▶ _WHAT IS BEING ASKED_
Write out the complete material exactly as it stands.

--------------------

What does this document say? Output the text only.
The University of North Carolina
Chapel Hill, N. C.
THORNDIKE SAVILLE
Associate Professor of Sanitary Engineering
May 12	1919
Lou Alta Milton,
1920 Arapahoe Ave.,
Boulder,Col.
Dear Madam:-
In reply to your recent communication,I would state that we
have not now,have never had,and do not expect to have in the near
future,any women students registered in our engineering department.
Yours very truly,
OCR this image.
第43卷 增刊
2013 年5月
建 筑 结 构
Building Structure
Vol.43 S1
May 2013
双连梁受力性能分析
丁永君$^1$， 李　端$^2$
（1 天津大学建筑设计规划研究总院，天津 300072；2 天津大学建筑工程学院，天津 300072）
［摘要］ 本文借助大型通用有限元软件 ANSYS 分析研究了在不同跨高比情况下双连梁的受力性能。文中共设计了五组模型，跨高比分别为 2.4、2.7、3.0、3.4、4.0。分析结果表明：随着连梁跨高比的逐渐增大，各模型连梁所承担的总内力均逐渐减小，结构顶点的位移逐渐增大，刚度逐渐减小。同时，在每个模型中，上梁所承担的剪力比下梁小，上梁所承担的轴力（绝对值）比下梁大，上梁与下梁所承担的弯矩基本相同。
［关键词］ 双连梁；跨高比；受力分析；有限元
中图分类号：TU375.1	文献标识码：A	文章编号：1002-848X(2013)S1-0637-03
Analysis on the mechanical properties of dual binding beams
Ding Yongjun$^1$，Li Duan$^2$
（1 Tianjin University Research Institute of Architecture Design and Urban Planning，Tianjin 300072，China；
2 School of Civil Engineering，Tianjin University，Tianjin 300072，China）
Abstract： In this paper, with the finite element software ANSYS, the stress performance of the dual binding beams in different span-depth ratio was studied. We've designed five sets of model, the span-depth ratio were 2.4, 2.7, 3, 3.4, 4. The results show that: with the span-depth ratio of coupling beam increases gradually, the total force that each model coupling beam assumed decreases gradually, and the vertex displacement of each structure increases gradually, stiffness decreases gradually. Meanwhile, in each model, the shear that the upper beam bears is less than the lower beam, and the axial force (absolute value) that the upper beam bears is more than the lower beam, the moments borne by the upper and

--------------------

▶ _WRITTEN ANSWER_
What does this document say? Output the text only.
The University of North Carolina
Chapel Hill, N. C.
THORNDIKE SAVILLE
Associate Professor of Sanitary Engineering
May 12	1919
Lou Alta Milton,
1920 Arapahoe Ave.,
Boulder,Col.
Dear Madam:-
In reply to your recent communication,I would state that we
have not now,have never had,and do not expect to have in the near
future,any women students registered in our engineering department.
Yours very truly,
OCR this image.
第43卷 增刊
2013 年5月
建 筑 结 构
Building Structure
Vol.43 S1
May 2013
双连梁受力性能分析
丁永君$^1$， 李　端$^2$
（1 天津大学建筑设计规划研究总院，天津 300072；2 天津大学建筑工程学院，天津 300072）
［摘要］ 本文借助大型通用有限元软件 ANSYS 分析研究了在不同跨高比情况下双连梁的受力性能。文中共设计了五组模型，跨高比分别为 2.4、2.7、3.0、3.4、4.0。分析结果表明：随着连梁跨高比的逐渐增大，各模型连梁所承担的总内力均逐渐减小，结构顶点的位移逐渐增大，刚度逐渐减小。同时，在每个模型中，上梁所承担的剪力比下梁小，上梁所承担的轴力（绝对值）比下梁大，上梁与下梁所承担的弯矩基本相同。
［关键词］ 双连梁；跨高比；受力分析；有限元
中图分类号：TU375.1	文献标识码：A	文章编号：1002-848X(2013)S1-0637-03
Analysis on the mechanical properties of dual binding beams
Ding Yongjun$^1$，Li Duan$^2$
（1 Tianjin University Research Institute of Architecture Design and Urban Planning，Tianjin 300072，China；
2 School of Civil Engineering，Tianjin University，Tianjin 300072，China）
Abstract： In this paper, with the finite element software ANSYS, the stress performance of the dual binding beams in different span-depth ratio was studied. We've designed five sets of model, the span-depth ratio were 2.4, 2.7, 3, 3.4, 4. The results show that: with the span-depth ratio of coupling beam increases gradually, the total force that each model coupling beam assumed decreases gradually, and the vertex displacement of each structure increases gradually, stiffness decreases gradually. Meanwhile, in each model, the shear that the upper beam bears is less than the lower beam, and the axial force (absolute value) that the upper beam bears is more than the lower beam, the moments borne by the upper and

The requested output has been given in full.